Work to do ->
Copy the rows word for word, starting with the one containing "Find all labels, buttons, inputs, and" and ending with the one containing "label-neg4: −4: [60, 419, 71, 430]", including both. Leave out the pictures.

Records shown ->
--

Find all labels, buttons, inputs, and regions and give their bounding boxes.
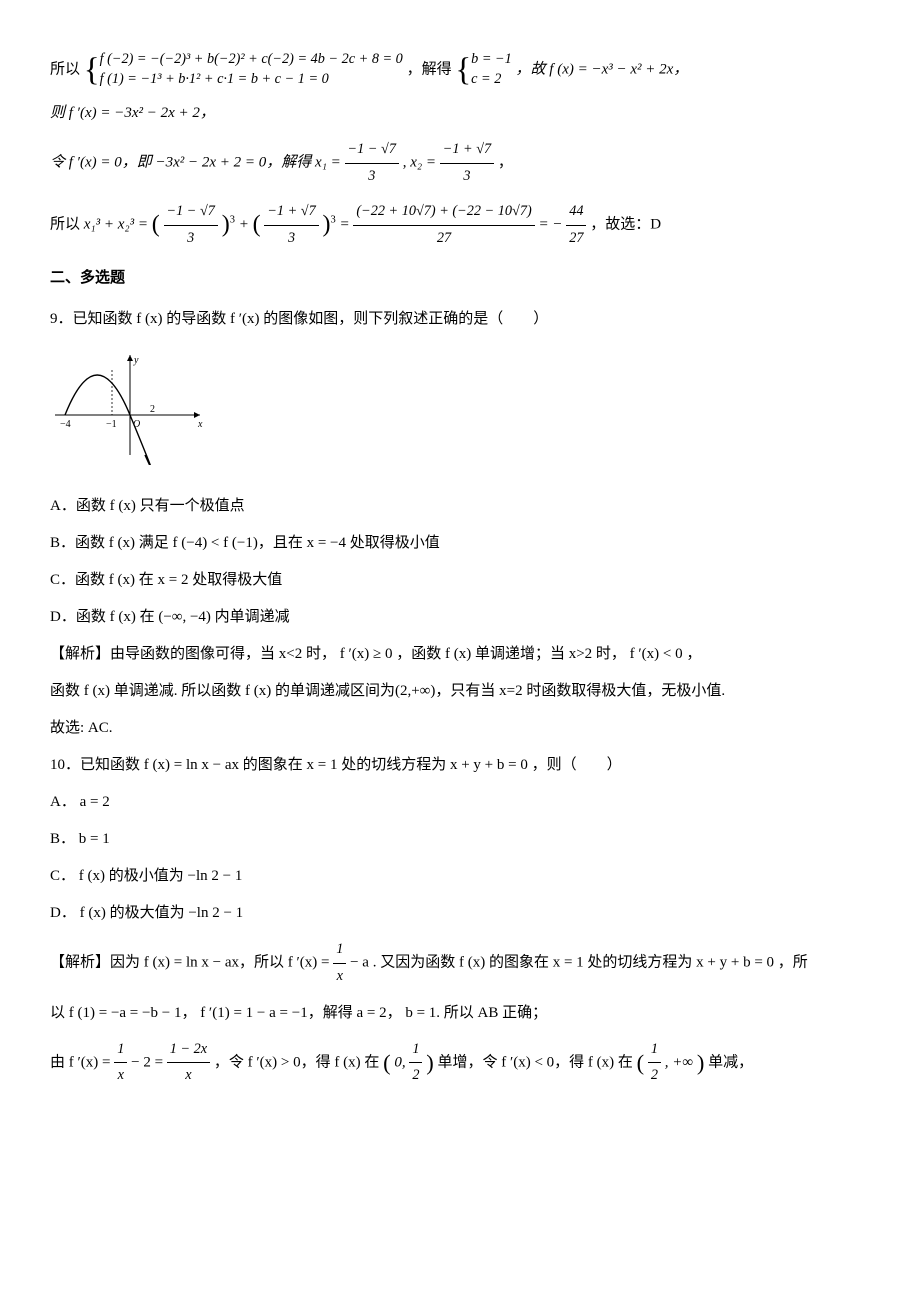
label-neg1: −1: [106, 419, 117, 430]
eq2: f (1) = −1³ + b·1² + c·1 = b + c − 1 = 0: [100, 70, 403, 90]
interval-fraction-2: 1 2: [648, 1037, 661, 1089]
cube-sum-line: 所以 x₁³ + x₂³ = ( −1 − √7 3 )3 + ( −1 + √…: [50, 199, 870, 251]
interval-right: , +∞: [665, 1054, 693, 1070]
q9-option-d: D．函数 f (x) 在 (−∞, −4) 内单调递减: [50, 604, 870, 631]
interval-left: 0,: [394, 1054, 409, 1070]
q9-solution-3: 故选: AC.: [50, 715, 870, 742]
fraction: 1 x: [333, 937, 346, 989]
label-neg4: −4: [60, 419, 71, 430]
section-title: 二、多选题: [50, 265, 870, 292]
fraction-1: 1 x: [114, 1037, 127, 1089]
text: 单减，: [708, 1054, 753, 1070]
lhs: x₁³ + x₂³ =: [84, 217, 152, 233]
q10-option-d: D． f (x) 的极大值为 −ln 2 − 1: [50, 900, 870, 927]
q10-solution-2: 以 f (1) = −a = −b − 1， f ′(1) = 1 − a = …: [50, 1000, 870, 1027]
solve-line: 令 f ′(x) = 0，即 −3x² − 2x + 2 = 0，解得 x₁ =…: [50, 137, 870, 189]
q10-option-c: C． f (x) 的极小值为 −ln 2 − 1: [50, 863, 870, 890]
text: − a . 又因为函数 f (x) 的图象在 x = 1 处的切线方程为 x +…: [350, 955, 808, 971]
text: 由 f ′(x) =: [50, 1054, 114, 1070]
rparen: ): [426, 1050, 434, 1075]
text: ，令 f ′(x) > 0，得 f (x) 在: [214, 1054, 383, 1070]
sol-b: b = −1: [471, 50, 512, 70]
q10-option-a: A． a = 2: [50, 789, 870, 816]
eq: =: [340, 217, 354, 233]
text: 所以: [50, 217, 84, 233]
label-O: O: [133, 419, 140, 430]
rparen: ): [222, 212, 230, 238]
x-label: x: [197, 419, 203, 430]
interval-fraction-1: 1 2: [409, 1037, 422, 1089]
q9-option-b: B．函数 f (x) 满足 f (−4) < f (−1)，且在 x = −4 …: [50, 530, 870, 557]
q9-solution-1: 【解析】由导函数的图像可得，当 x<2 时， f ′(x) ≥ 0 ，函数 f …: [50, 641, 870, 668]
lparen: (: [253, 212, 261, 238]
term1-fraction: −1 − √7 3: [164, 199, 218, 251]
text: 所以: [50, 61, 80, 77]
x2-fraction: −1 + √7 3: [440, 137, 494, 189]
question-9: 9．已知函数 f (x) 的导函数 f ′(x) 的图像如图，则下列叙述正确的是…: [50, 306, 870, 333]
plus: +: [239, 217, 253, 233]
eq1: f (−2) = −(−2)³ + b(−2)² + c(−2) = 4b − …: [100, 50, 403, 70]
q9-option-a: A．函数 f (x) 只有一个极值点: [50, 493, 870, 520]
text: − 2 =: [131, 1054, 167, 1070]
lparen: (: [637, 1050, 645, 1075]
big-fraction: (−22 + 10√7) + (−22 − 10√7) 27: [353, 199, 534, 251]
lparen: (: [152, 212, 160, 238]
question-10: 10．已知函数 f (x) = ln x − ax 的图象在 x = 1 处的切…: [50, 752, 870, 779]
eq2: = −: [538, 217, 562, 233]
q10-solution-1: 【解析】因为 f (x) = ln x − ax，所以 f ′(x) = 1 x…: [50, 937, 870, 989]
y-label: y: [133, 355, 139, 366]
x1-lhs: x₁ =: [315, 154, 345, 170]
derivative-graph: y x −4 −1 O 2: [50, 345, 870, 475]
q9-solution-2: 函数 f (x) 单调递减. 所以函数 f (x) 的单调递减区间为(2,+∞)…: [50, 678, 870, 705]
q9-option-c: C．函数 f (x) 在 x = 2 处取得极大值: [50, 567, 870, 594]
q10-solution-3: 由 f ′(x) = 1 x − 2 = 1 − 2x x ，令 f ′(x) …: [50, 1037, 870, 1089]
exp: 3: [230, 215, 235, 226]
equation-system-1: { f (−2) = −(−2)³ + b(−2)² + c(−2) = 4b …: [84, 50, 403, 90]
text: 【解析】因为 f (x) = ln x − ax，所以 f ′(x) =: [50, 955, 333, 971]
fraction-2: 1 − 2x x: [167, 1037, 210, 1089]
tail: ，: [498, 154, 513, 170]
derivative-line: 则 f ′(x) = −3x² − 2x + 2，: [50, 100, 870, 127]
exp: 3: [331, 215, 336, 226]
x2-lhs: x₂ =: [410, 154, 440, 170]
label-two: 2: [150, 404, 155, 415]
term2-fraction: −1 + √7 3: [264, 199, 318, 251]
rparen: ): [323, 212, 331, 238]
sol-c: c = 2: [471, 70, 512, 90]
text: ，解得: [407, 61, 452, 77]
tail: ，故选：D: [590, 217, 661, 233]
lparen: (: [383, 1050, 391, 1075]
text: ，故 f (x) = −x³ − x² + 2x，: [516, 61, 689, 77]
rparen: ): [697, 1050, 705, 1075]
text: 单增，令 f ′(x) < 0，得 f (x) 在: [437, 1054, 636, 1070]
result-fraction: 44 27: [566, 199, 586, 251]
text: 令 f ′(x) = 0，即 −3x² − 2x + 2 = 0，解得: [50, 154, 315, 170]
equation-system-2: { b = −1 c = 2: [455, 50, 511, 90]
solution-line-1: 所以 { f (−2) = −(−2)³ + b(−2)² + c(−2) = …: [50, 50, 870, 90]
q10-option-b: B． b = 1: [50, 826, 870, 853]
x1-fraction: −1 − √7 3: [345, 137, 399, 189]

--

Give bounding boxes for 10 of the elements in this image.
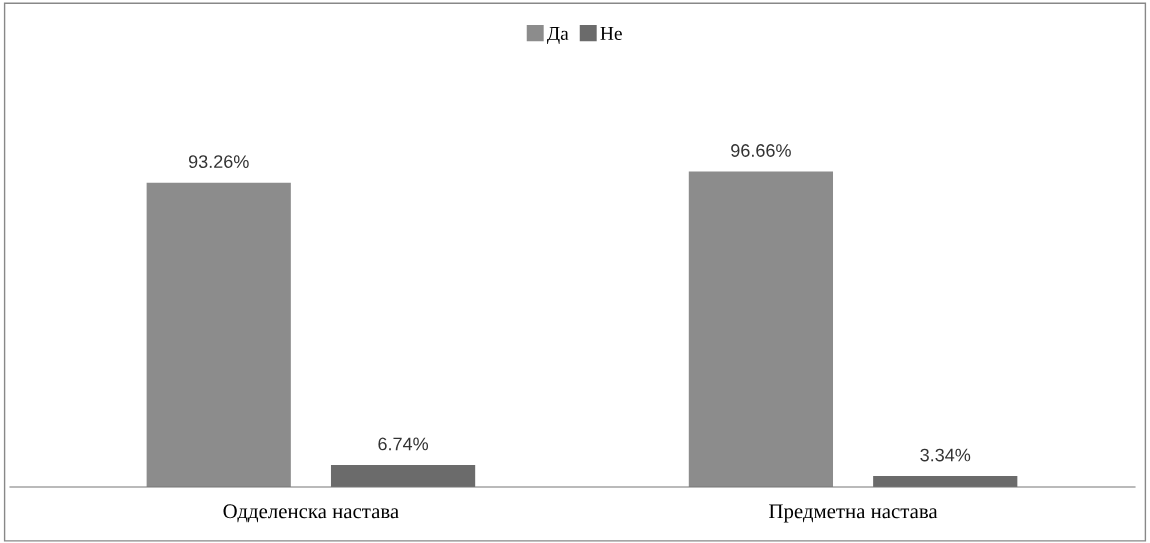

--

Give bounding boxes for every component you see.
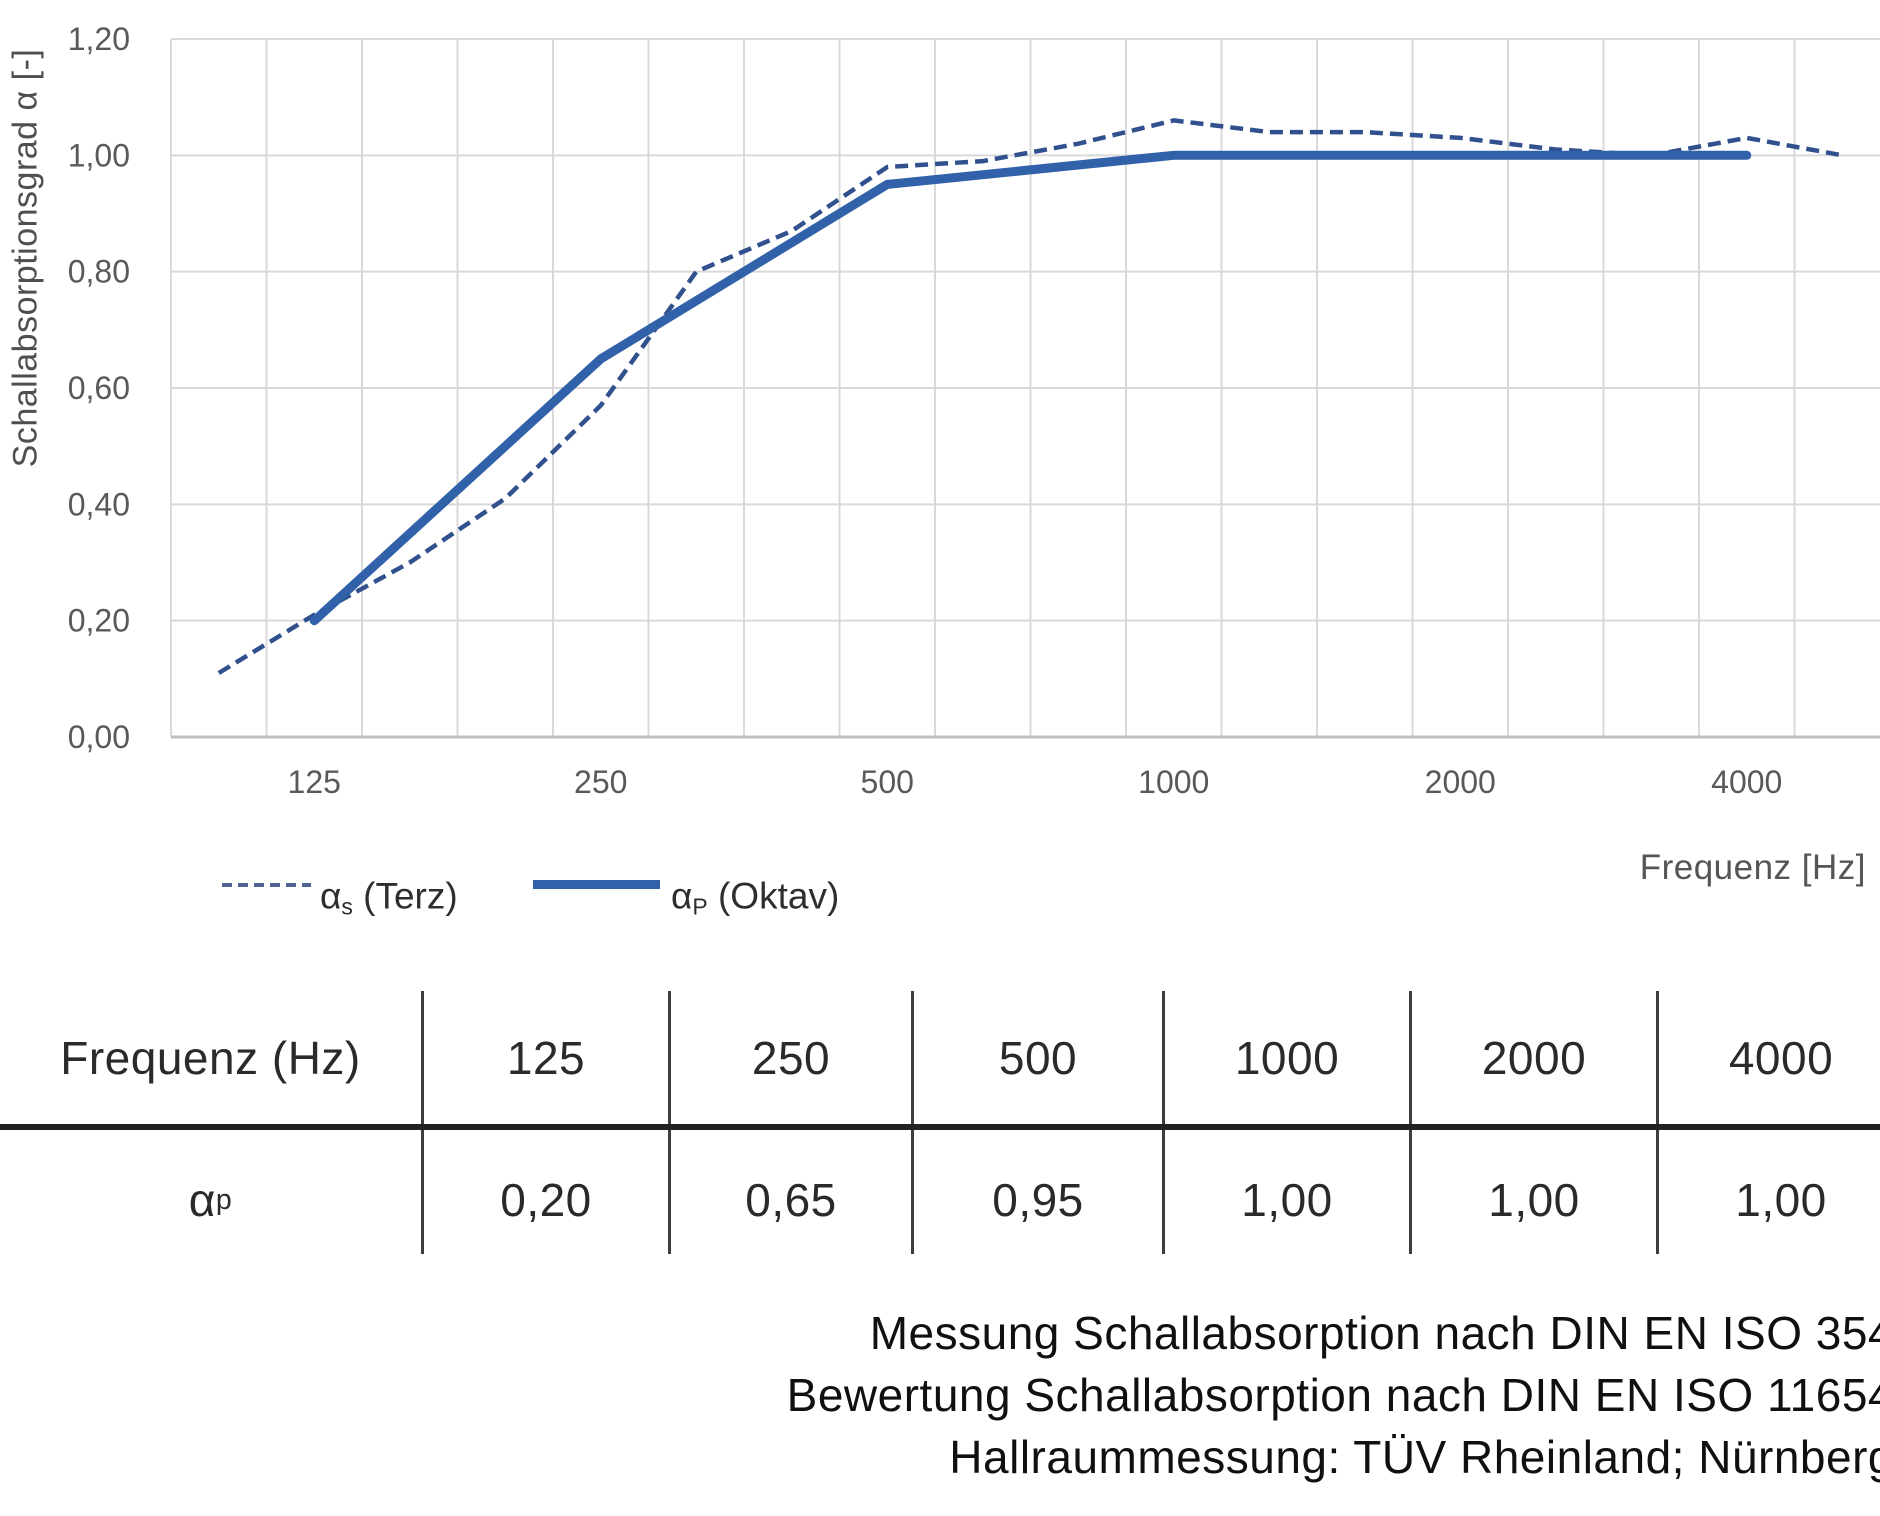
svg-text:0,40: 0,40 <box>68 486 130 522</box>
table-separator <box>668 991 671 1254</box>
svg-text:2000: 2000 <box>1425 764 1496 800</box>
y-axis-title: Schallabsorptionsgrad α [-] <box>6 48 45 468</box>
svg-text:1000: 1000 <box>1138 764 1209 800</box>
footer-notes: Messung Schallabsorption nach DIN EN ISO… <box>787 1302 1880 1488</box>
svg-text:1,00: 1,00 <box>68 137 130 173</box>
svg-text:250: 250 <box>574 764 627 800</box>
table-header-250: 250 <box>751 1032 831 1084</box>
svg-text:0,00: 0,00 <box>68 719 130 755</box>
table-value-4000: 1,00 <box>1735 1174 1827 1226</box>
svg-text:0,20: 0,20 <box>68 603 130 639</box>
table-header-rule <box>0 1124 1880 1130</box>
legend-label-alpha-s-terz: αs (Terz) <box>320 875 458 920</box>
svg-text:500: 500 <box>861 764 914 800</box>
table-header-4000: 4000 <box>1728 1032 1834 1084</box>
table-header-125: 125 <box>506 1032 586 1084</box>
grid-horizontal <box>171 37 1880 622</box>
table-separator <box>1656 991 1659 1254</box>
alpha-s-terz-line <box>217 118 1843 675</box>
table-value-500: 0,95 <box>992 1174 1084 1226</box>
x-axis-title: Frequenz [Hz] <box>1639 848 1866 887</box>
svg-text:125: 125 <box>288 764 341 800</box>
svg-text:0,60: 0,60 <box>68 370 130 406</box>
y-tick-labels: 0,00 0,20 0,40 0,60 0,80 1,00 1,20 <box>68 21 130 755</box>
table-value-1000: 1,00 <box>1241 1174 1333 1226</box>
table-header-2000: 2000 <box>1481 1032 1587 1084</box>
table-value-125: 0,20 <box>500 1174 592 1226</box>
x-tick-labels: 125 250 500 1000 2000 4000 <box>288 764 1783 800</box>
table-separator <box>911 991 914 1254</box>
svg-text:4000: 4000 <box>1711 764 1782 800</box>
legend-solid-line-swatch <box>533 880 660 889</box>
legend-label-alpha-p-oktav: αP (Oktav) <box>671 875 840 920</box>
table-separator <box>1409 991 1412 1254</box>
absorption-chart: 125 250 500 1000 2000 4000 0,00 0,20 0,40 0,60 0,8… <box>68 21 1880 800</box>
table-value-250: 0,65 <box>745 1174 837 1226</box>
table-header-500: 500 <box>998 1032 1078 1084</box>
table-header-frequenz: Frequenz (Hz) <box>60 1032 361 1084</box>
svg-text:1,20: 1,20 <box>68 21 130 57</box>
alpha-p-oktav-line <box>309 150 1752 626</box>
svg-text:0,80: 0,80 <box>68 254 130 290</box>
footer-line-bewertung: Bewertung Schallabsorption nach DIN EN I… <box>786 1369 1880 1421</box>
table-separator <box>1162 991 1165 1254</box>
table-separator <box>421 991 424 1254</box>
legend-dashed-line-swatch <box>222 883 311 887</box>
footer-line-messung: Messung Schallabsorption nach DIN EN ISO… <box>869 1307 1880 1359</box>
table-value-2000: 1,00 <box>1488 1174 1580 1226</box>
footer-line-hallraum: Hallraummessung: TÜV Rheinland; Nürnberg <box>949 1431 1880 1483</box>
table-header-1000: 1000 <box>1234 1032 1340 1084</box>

--

Output of the task ->
Find all labels, buttons, inputs, and regions and give their bounding boxes.
label-neg1: −1: [106, 419, 117, 430]
eq2: f (1) = −1³ + b·1² + c·1 = b + c − 1 = 0: [100, 70, 403, 90]
interval-fraction-2: 1 2: [648, 1037, 661, 1089]
cube-sum-line: 所以 x₁³ + x₂³ = ( −1 − √7 3 )3 + ( −1 + √…: [50, 199, 870, 251]
interval-right: , +∞: [665, 1054, 693, 1070]
q9-option-d: D．函数 f (x) 在 (−∞, −4) 内单调递减: [50, 604, 870, 631]
interval-left: 0,: [394, 1054, 409, 1070]
q9-solution-3: 故选: AC.: [50, 715, 870, 742]
fraction: 1 x: [333, 937, 346, 989]
label-neg4: −4: [60, 419, 71, 430]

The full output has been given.